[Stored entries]
* * *
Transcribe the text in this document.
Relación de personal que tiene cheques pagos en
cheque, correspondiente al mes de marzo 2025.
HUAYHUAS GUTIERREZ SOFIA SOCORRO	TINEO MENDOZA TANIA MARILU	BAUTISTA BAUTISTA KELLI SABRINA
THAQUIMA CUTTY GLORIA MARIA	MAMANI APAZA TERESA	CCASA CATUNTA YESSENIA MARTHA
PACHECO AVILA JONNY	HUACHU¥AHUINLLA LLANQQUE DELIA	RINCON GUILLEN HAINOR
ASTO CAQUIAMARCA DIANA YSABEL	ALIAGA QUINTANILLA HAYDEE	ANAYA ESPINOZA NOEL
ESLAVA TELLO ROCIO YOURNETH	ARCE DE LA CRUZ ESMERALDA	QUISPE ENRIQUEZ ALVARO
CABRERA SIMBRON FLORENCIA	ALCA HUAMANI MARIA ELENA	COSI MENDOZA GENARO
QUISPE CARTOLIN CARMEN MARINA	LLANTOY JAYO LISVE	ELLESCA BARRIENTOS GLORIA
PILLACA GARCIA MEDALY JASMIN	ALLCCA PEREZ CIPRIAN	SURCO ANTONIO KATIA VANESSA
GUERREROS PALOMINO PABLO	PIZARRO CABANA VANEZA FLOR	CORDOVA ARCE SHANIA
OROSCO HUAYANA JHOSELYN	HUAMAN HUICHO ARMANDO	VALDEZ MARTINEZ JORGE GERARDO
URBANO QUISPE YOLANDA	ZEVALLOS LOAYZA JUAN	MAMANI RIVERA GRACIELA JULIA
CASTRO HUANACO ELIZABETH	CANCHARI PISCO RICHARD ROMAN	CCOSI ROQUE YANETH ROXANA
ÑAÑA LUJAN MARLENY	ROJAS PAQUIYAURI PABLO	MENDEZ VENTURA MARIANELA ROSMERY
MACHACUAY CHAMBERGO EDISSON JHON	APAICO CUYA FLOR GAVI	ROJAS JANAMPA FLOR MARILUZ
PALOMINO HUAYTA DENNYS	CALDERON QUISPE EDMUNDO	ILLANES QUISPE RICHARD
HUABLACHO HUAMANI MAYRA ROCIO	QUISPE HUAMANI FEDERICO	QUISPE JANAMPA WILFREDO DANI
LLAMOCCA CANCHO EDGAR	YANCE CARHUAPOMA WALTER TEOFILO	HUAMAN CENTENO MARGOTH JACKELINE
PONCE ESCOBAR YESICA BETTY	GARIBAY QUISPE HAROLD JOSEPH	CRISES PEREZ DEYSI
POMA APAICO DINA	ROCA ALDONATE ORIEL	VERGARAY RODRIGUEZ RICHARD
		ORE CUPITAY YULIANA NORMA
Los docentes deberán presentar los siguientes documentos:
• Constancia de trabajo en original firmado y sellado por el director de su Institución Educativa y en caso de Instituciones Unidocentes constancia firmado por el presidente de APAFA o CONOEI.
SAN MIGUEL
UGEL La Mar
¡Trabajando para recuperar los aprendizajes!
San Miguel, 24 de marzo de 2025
* * *
Say only how many lines in the records carry the word "ROJAS".

2